### TASK DIRECTIONS
The listing below must be repeated word for word, with its images excluded.

### DATA SECTION
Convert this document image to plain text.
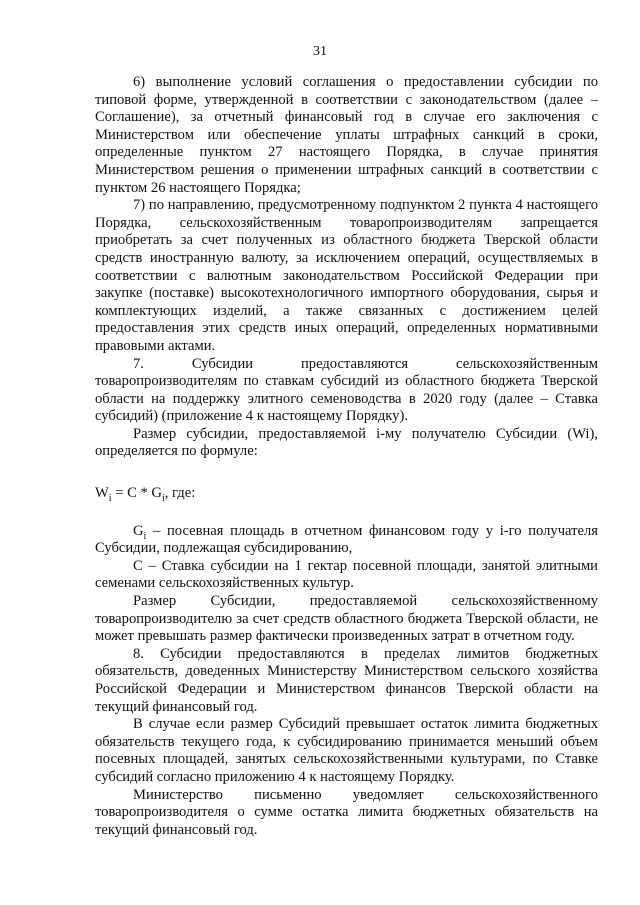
31

6) выполнение условий соглашения о предоставлении субсидии по типовой форме, утвержденной в соответствии с законодательством (далее – Соглашение), за отчетный финансовый год в случае его заключения с Министерством или обеспечение уплаты штрафных санкций в сроки, определенные пунктом 27 настоящего Порядка, в случае принятия Министерством решения о применении штрафных санкций в соответствии с пунктом 26 настоящего Порядка;

7) по направлению, предусмотренному подпунктом 2 пункта 4 настоящего Порядка, сельскохозяйственным товаропроизводителям запрещается приобретать за счет полученных из областного бюджета Тверской области средств иностранную валюту, за исключением операций, осуществляемых в соответствии с валютным законодательством Российской Федерации при закупке (поставке) высокотехнологичного импортного оборудования, сырья и комплектующих изделий, а также связанных с достижением целей предоставления этих средств иных операций, определенных нормативными правовыми актами.

7. Субсидии предоставляются сельскохозяйственным товаропроизводителям по ставкам субсидий из областного бюджета Тверской области на поддержку элитного семеноводства в 2020 году (далее – Ставка субсидий) (приложение 4 к настоящему Порядку).

Размер субсидии, предоставляемой i-му получателю Субсидии (Wi), определяется по формуле:

$W_i = C * G_i$, где:

$G_i$ – посевная площадь в отчетном финансовом году у i-го получателя Субсидии, подлежащая субсидированию,

С – Ставка субсидии на 1 гектар посевной площади, занятой элитными семенами сельскохозяйственных культур.

Размер Субсидии, предоставляемой сельскохозяйственному товаропроизводителю за счет средств областного бюджета Тверской области, не может превышать размер фактически произведенных затрат в отчетном году.

8. Субсидии предоставляются в пределах лимитов бюджетных обязательств, доведенных Министерству Министерством сельского хозяйства Российской Федерации и Министерством финансов Тверской области на текущий финансовый год.

В случае если размер Субсидий превышает остаток лимита бюджетных обязательств текущего года, к субсидированию принимается меньший объем посевных площадей, занятых сельскохозяйственными культурами, по Ставке субсидий согласно приложению 4 к настоящему Порядку.

Министерство письменно уведомляет сельскохозяйственного товаропроизводителя о сумме остатка лимита бюджетных обязательств на текущий финансовый год.
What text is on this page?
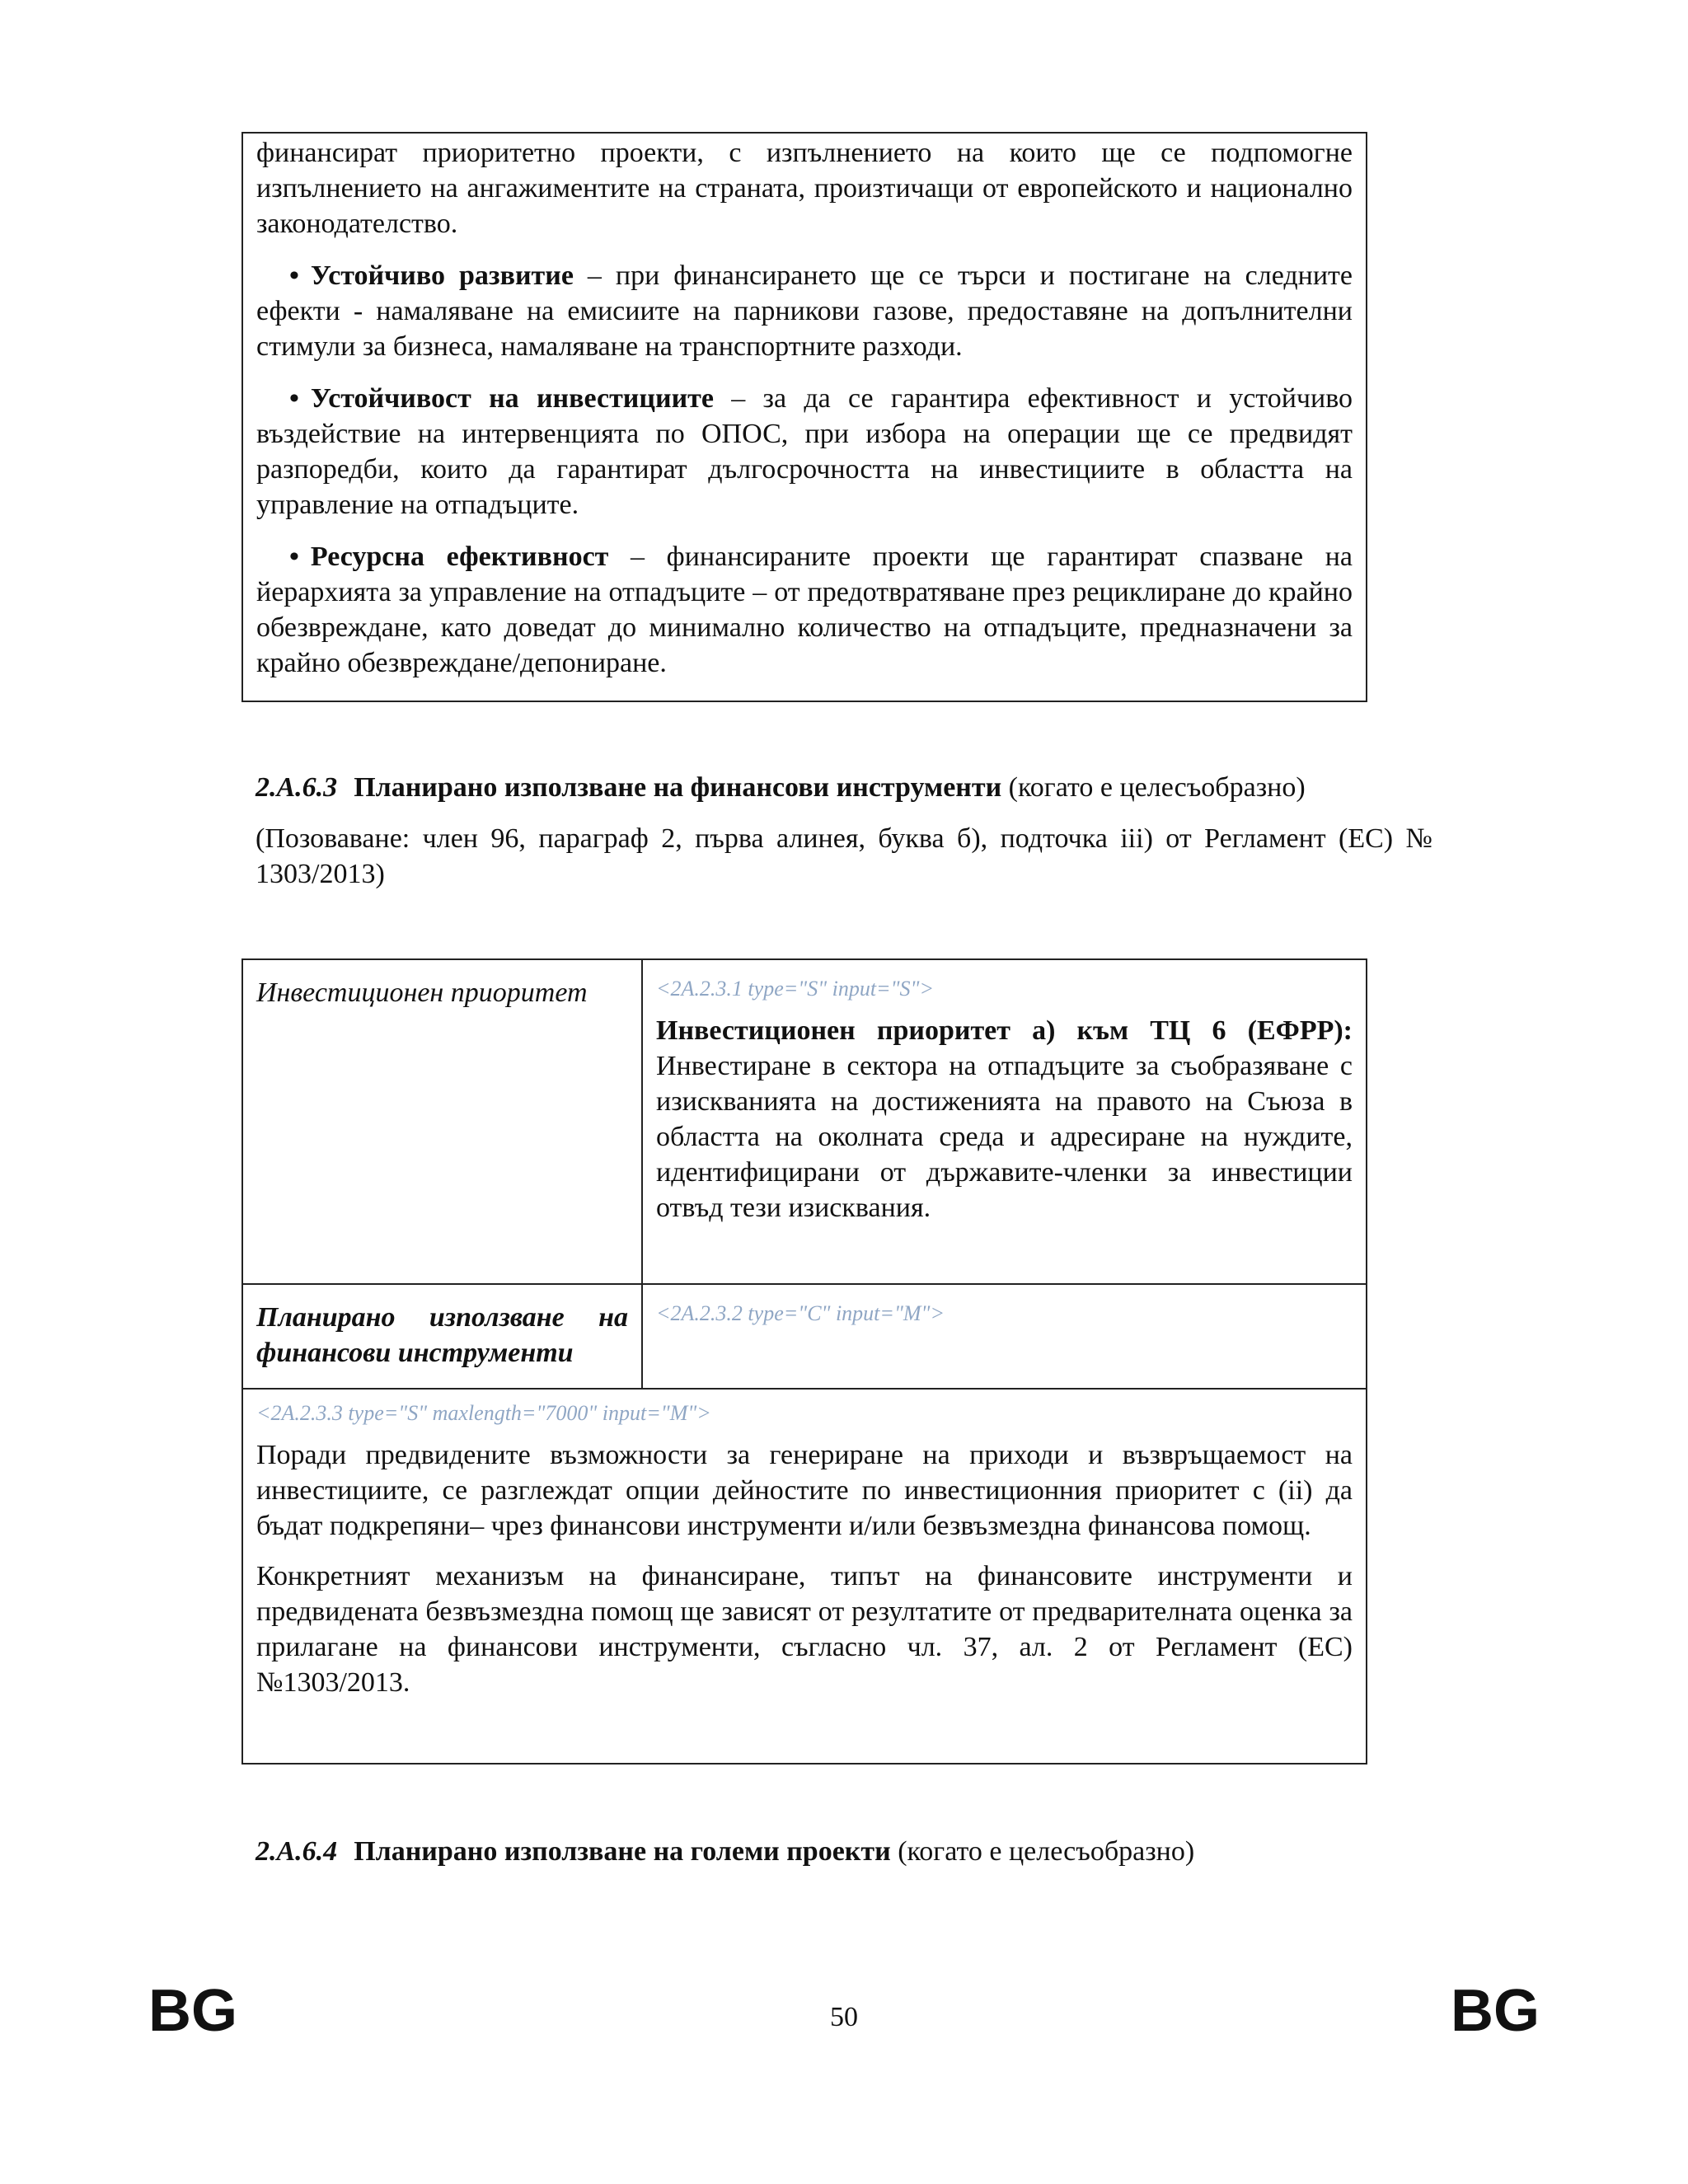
финансират приоритетно проекти, с изпълнението на които ще се подпомогне изпълнението на ангажиментите на страната, произтичащи от европейското и национално законодателство.

• Устойчиво развитие – при финансирането ще се търси и постигане на следните ефекти - намаляване на емисиите на парникови газове, предоставяне на допълнителни стимули за бизнеса, намаляване на транспортните разходи.

• Устойчивост на инвестициите – за да се гарантира ефективност и устойчиво въздействие на интервенцията по ОПОС, при избора на операции ще се предвидят разпоредби, които да гарантират дългосрочността на инвестициите в областта на управление на отпадъците.

• Ресурсна ефективност – финансираните проекти ще гарантират спазване на йерархията за управление на отпадъците – от предотвратяване през рециклиране до крайно обезвреждане, като доведат до минимално количество на отпадъците, предназначени за крайно обезвреждане/депониране.

2.A.6.3 Планирано използване на финансови инструменти (когато е целесъобразно)

(Позоваване: член 96, параграф 2, първа алинея, буква б), подточка iii) от Регламент (ЕС) № 1303/2013)

Инвестиционен приоритет	<2A.2.3.1 type="S" input="S">

Инвестиционен приоритет а) към ТЦ 6 (ЕФРР):

Инвестиране в сектора на отпадъците за съобразяване с изискванията на достиженията на правото на Съюза в областта на околната среда и адресиране на нуждите, идентифицирани от държавите-членки за инвестиции отвъд тези изисквания.

Планирано използване на финансови инструменти	<2A.2.3.2 type="C" input="M">

<2A.2.3.3 type="S" maxlength="7000" input="M">

Поради предвидените възможности за генериране на приходи и възвръщаемост на инвестициите, се разглеждат опции дейностите по инвестиционния приоритет с (ii) да бъдат подкрепяни– чрез финансови инструменти и/или безвъзмездна финансова помощ.

Конкретният механизъм на финансиране, типът на финансовите инструменти и предвидената безвъзмездна помощ ще зависят от резултатите от предварителната оценка за прилагане на финансови инструменти, съгласно чл. 37, ал. 2 от Регламент (ЕС) №1303/2013.	

2.A.6.4 Планирано използване на големи проекти (когато е целесъобразно)

BG	50	BG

### COMPLETE ANSWER
Convert this document image to plain text.
31

6) выполнение условий соглашения о предоставлении субсидии по типовой форме, утвержденной в соответствии с законодательством (далее – Соглашение), за отчетный финансовый год в случае его заключения с Министерством или обеспечение уплаты штрафных санкций в сроки, определенные пунктом 27 настоящего Порядка, в случае принятия Министерством решения о применении штрафных санкций в соответствии с пунктом 26 настоящего Порядка;

7) по направлению, предусмотренному подпунктом 2 пункта 4 настоящего Порядка, сельскохозяйственным товаропроизводителям запрещается приобретать за счет полученных из областного бюджета Тверской области средств иностранную валюту, за исключением операций, осуществляемых в соответствии с валютным законодательством Российской Федерации при закупке (поставке) высокотехнологичного импортного оборудования, сырья и комплектующих изделий, а также связанных с достижением целей предоставления этих средств иных операций, определенных нормативными правовыми актами.

7. Субсидии предоставляются сельскохозяйственным товаропроизводителям по ставкам субсидий из областного бюджета Тверской области на поддержку элитного семеноводства в 2020 году (далее – Ставка субсидий) (приложение 4 к настоящему Порядку).

Размер субсидии, предоставляемой i-му получателю Субсидии (Wi), определяется по формуле:

$W_i = C * G_i$, где:

$G_i$ – посевная площадь в отчетном финансовом году у i-го получателя Субсидии, подлежащая субсидированию,

С – Ставка субсидии на 1 гектар посевной площади, занятой элитными семенами сельскохозяйственных культур.

Размер Субсидии, предоставляемой сельскохозяйственному товаропроизводителю за счет средств областного бюджета Тверской области, не может превышать размер фактически произведенных затрат в отчетном году.

8. Субсидии предоставляются в пределах лимитов бюджетных обязательств, доведенных Министерству Министерством сельского хозяйства Российской Федерации и Министерством финансов Тверской области на текущий финансовый год.

В случае если размер Субсидий превышает остаток лимита бюджетных обязательств текущего года, к субсидированию принимается меньший объем посевных площадей, занятых сельскохозяйственными культурами, по Ставке субсидий согласно приложению 4 к настоящему Порядку.

Министерство письменно уведомляет сельскохозяйственного товаропроизводителя о сумме остатка лимита бюджетных обязательств на текущий финансовый год.
What text is on this page?
финансират приоритетно проекти, с изпълнението на които ще се подпомогне изпълнението на ангажиментите на страната, произтичащи от европейското и национално законодателство.

• Устойчиво развитие – при финансирането ще се търси и постигане на следните ефекти - намаляване на емисиите на парникови газове, предоставяне на допълнителни стимули за бизнеса, намаляване на транспортните разходи.

• Устойчивост на инвестициите – за да се гарантира ефективност и устойчиво въздействие на интервенцията по ОПОС, при избора на операции ще се предвидят разпоредби, които да гарантират дългосрочността на инвестициите в областта на управление на отпадъците.

• Ресурсна ефективност – финансираните проекти ще гарантират спазване на йерархията за управление на отпадъците – от предотвратяване през рециклиране до крайно обезвреждане, като доведат до минимално количество на отпадъците, предназначени за крайно обезвреждане/депониране.

2.A.6.3 Планирано използване на финансови инструменти (когато е целесъобразно)

(Позоваване: член 96, параграф 2, първа алинея, буква б), подточка iii) от Регламент (ЕС) № 1303/2013)

Инвестиционен приоритет	<2A.2.3.1 type="S" input="S">

Инвестиционен приоритет а) към ТЦ 6 (ЕФРР):

Инвестиране в сектора на отпадъците за съобразяване с изискванията на достиженията на правото на Съюза в областта на околната среда и адресиране на нуждите, идентифицирани от държавите-членки за инвестиции отвъд тези изисквания.

Планирано използване на финансови инструменти	<2A.2.3.2 type="C" input="M">

<2A.2.3.3 type="S" maxlength="7000" input="M">

Поради предвидените възможности за генериране на приходи и възвръщаемост на инвестициите, се разглеждат опции дейностите по инвестиционния приоритет с (ii) да бъдат подкрепяни– чрез финансови инструменти и/или безвъзмездна финансова помощ.

Конкретният механизъм на финансиране, типът на финансовите инструменти и предвидената безвъзмездна помощ ще зависят от резултатите от предварителната оценка за прилагане на финансови инструменти, съгласно чл. 37, ал. 2 от Регламент (ЕС) №1303/2013.	

2.A.6.4 Планирано използване на големи проекти (когато е целесъобразно)

BG	50	BG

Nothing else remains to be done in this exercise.